::: Task data

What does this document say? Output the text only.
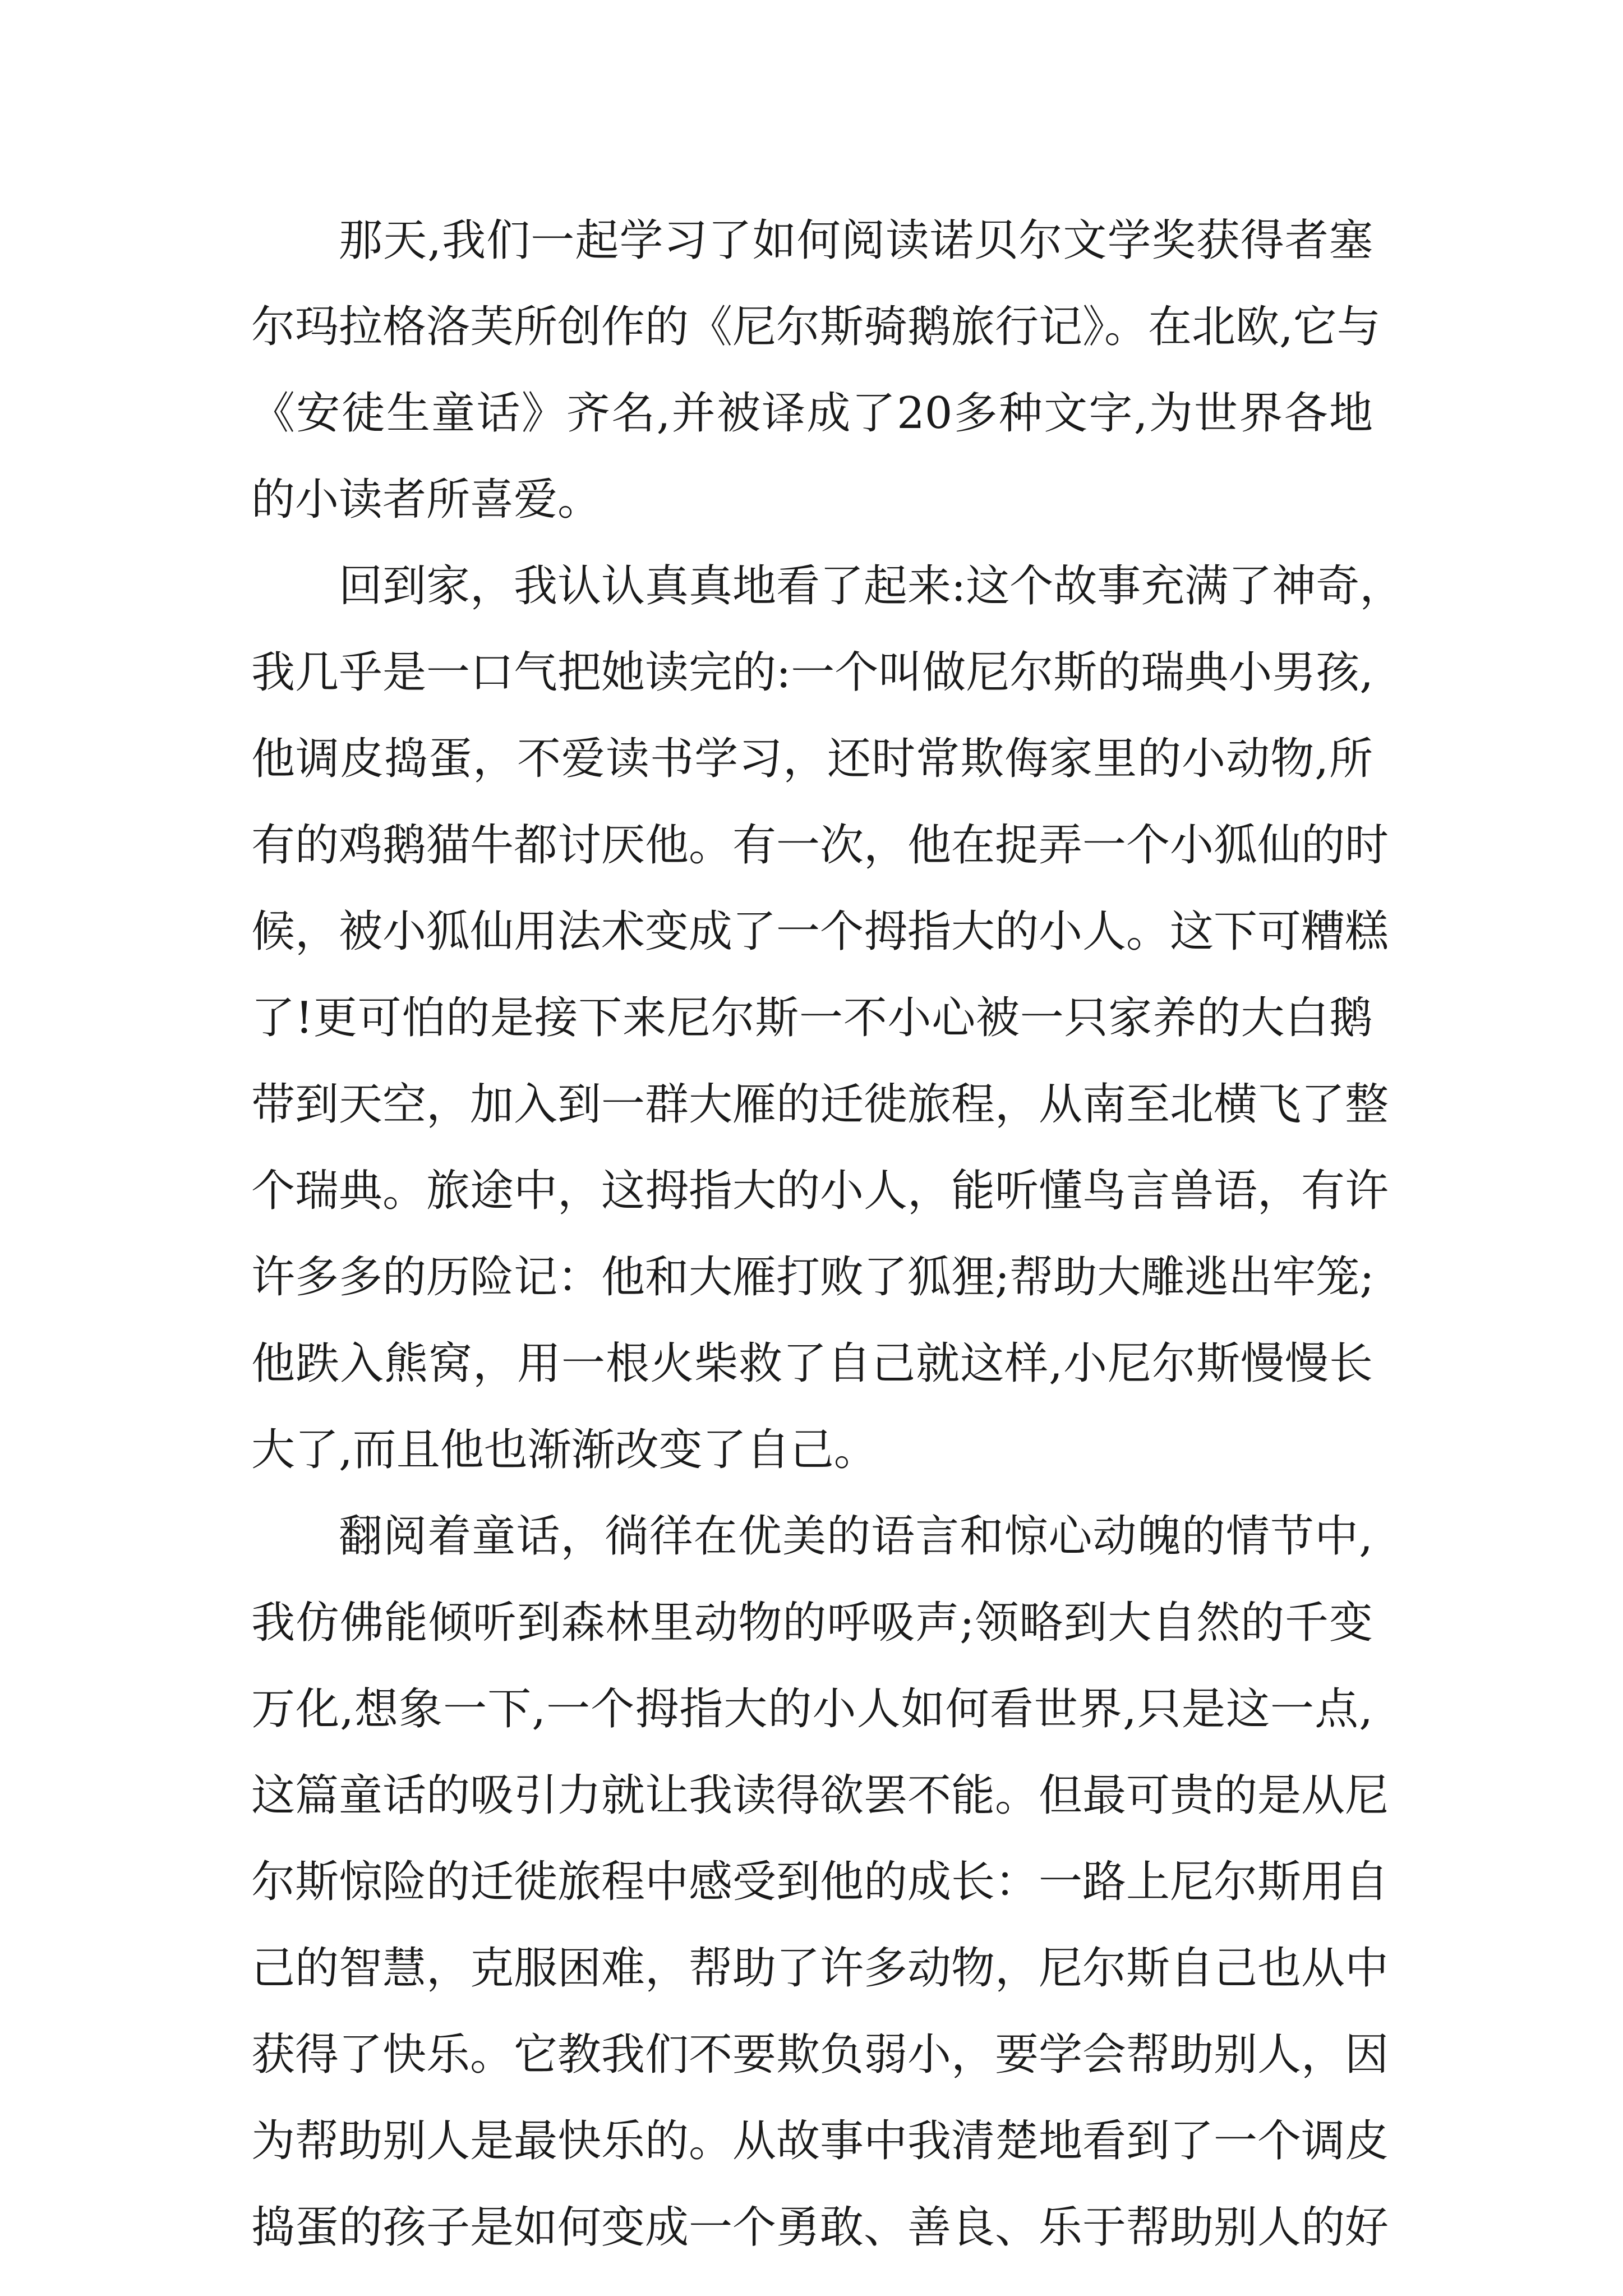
那天,我们一起学习了如何阅读诺贝尔文学奖获得者塞
尔玛拉格洛芙所创作的《尼尔斯骑鹅旅行记》。在北欧,它与
《安徒生童话》齐名,并被译成了20多种文字,为世界各地
的小读者所喜爱。
回到家，我认认真真地看了起来:这个故事充满了神奇，
我几乎是一口气把她读完的:一个叫做尼尔斯的瑞典小男孩,
他调皮捣蛋，不爱读书学习，还时常欺侮家里的小动物,所
有的鸡鹅猫牛都讨厌他。有一次，他在捉弄一个小狐仙的时
候，被小狐仙用法术变成了一个拇指大的小人。这下可糟糕
了!更可怕的是接下来尼尔斯一不小心被一只家养的大白鹅
带到天空，加入到一群大雁的迁徙旅程，从南至北横飞了整
个瑞典。旅途中，这拇指大的小人，能听懂鸟言兽语，有许
许多多的历险记：他和大雁打败了狐狸;帮助大雕逃出牢笼;
他跌入熊窝，用一根火柴救了自己就这样,小尼尔斯慢慢长
大了,而且他也渐渐改变了自己。
翻阅着童话，徜徉在优美的语言和惊心动魄的情节中,
我仿佛能倾听到森林里动物的呼吸声;领略到大自然的千变
万化,想象一下,一个拇指大的小人如何看世界,只是这一点,
这篇童话的吸引力就让我读得欲罢不能。但最可贵的是从尼
尔斯惊险的迁徙旅程中感受到他的成长：一路上尼尔斯用自
己的智慧，克服困难，帮助了许多动物，尼尔斯自己也从中
获得了快乐。它教我们不要欺负弱小，要学会帮助别人，因
为帮助别人是最快乐的。从故事中我清楚地看到了一个调皮
捣蛋的孩子是如何变成一个勇敢、善良、乐于帮助别人的好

::::::

## Task to complete
Exact duplication of all the records is required; pictures are omitted from the copy.

## Problem solution
What does this document say? Output the text only.
那天,我们一起学习了如何阅读诺贝尔文学奖获得者塞
尔玛拉格洛芙所创作的《尼尔斯骑鹅旅行记》。在北欧,它与
《安徒生童话》齐名,并被译成了20多种文字,为世界各地
的小读者所喜爱。
回到家，我认认真真地看了起来:这个故事充满了神奇，
我几乎是一口气把她读完的:一个叫做尼尔斯的瑞典小男孩,
他调皮捣蛋，不爱读书学习，还时常欺侮家里的小动物,所
有的鸡鹅猫牛都讨厌他。有一次，他在捉弄一个小狐仙的时
候，被小狐仙用法术变成了一个拇指大的小人。这下可糟糕
了!更可怕的是接下来尼尔斯一不小心被一只家养的大白鹅
带到天空，加入到一群大雁的迁徙旅程，从南至北横飞了整
个瑞典。旅途中，这拇指大的小人，能听懂鸟言兽语，有许
许多多的历险记：他和大雁打败了狐狸;帮助大雕逃出牢笼;
他跌入熊窝，用一根火柴救了自己就这样,小尼尔斯慢慢长
大了,而且他也渐渐改变了自己。
翻阅着童话，徜徉在优美的语言和惊心动魄的情节中,
我仿佛能倾听到森林里动物的呼吸声;领略到大自然的千变
万化,想象一下,一个拇指大的小人如何看世界,只是这一点,
这篇童话的吸引力就让我读得欲罢不能。但最可贵的是从尼
尔斯惊险的迁徙旅程中感受到他的成长：一路上尼尔斯用自
己的智慧，克服困难，帮助了许多动物，尼尔斯自己也从中
获得了快乐。它教我们不要欺负弱小，要学会帮助别人，因
为帮助别人是最快乐的。从故事中我清楚地看到了一个调皮
捣蛋的孩子是如何变成一个勇敢、善良、乐于帮助别人的好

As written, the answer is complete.